Stated exercise
What is the count of lines in the listing below that hold the string "Papertrans"? Reply with that number alone.

- - -

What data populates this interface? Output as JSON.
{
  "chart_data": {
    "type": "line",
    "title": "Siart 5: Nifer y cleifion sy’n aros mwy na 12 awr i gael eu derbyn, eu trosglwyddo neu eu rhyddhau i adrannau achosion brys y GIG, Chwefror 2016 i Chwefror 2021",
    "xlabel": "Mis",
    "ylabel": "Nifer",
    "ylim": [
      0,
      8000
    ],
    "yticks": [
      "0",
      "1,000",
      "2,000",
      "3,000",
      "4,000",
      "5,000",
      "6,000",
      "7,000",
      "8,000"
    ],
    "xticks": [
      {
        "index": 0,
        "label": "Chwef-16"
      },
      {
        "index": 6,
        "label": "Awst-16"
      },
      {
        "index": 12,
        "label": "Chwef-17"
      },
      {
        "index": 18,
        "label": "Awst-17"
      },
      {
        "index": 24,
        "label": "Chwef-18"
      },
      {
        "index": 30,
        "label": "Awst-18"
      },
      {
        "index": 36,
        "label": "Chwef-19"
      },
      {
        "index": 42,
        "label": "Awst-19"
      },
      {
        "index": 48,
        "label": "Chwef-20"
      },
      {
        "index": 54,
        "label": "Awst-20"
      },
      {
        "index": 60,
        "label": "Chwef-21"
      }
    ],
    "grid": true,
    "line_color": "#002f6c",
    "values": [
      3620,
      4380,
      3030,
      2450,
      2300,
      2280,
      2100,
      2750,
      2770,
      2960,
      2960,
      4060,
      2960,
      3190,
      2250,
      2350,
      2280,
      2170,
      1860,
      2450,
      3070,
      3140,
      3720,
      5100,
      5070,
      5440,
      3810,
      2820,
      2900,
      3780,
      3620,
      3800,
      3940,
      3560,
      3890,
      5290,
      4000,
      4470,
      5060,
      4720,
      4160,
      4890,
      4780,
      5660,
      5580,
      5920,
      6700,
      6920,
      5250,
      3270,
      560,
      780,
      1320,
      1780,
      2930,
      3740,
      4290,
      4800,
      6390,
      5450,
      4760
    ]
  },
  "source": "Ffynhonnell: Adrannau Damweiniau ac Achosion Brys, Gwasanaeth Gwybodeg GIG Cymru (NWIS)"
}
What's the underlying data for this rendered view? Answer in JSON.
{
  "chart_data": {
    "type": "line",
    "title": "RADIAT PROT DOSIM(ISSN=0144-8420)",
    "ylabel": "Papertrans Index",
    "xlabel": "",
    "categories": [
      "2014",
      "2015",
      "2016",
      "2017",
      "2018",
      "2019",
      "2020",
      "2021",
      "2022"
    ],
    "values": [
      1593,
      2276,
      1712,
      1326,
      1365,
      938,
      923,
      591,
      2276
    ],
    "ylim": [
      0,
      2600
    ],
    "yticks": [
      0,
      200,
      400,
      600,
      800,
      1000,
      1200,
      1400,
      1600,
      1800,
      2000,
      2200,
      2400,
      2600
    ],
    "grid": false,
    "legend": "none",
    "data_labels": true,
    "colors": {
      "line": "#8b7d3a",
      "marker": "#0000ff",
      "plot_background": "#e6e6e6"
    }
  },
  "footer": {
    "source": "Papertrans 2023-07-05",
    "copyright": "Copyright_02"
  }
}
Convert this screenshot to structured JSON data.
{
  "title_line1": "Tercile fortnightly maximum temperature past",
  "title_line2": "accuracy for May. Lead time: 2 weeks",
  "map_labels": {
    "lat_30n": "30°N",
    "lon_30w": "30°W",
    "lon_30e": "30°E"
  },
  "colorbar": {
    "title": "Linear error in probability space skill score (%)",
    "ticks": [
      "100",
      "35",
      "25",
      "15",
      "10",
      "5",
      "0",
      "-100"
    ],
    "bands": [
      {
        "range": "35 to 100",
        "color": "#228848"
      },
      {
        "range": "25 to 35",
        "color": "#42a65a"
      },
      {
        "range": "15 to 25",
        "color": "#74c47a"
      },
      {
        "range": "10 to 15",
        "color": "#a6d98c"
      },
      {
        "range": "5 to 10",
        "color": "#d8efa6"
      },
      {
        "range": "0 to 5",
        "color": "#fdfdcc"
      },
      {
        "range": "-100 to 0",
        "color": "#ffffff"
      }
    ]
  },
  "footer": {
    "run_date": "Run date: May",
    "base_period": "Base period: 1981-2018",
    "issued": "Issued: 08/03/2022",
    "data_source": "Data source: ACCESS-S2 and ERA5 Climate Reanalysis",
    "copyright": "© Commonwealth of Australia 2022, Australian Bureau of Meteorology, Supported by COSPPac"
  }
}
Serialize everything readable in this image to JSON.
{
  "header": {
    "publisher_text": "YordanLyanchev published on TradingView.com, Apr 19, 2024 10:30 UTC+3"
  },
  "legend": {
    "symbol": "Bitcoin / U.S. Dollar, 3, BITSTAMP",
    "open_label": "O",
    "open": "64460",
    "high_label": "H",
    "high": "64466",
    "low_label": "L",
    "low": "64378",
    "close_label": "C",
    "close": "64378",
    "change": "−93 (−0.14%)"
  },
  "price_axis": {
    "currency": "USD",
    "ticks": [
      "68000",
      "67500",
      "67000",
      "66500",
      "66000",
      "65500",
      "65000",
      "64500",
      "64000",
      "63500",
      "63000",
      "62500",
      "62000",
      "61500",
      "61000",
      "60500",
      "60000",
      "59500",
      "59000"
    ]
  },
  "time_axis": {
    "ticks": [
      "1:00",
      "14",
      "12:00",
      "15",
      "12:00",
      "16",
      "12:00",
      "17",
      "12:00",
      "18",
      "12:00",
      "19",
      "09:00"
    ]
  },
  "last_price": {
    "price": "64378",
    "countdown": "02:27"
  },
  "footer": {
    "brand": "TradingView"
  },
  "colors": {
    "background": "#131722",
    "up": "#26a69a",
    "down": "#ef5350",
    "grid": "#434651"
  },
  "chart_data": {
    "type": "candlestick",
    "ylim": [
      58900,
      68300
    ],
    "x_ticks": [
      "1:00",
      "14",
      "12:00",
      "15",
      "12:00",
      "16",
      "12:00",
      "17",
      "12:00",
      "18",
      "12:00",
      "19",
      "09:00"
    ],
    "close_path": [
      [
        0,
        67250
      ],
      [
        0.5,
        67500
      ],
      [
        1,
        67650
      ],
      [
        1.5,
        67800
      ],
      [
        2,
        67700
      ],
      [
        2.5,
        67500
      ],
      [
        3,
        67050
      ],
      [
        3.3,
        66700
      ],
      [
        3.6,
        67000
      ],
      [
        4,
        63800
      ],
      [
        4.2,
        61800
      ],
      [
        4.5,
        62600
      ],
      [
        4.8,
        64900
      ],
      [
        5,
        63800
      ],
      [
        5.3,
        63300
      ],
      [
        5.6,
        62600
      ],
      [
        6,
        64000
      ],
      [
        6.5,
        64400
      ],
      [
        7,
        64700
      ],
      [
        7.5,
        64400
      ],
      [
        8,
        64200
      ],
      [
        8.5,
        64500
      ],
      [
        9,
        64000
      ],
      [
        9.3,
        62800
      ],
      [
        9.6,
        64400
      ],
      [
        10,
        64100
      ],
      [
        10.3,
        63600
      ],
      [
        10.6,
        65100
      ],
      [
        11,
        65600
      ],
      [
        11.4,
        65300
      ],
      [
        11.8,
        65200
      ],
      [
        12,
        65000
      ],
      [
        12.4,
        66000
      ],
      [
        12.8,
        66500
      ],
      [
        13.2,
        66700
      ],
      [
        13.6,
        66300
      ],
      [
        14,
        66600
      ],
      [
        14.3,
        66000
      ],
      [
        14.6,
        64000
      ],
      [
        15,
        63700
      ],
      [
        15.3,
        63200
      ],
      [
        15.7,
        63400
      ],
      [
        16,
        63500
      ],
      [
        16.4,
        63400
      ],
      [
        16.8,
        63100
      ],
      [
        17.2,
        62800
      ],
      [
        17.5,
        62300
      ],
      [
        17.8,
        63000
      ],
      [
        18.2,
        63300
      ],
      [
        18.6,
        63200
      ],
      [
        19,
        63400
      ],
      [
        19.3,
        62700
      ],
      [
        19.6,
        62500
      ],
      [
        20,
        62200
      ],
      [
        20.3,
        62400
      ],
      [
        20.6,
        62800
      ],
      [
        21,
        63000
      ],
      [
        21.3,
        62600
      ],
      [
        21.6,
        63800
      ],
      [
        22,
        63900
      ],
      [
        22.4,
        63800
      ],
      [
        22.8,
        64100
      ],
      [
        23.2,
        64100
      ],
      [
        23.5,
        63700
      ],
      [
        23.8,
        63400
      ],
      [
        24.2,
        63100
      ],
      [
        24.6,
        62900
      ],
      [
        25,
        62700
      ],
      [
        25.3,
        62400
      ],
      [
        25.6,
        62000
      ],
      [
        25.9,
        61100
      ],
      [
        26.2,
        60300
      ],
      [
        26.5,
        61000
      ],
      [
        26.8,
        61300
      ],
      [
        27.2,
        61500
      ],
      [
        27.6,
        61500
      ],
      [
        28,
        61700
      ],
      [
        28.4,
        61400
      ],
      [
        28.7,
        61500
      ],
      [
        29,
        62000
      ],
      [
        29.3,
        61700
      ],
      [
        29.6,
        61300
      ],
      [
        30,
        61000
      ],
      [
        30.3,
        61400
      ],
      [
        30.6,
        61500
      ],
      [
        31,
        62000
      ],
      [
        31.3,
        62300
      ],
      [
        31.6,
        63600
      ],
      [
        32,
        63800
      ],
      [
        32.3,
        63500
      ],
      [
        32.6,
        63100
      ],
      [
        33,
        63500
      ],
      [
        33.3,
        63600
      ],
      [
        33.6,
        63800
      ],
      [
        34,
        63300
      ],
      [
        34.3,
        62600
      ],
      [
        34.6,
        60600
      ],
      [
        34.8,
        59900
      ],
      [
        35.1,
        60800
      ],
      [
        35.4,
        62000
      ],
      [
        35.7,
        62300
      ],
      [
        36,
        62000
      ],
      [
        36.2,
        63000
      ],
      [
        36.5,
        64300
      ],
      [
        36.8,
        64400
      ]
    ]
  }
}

- - -

Problem solution
2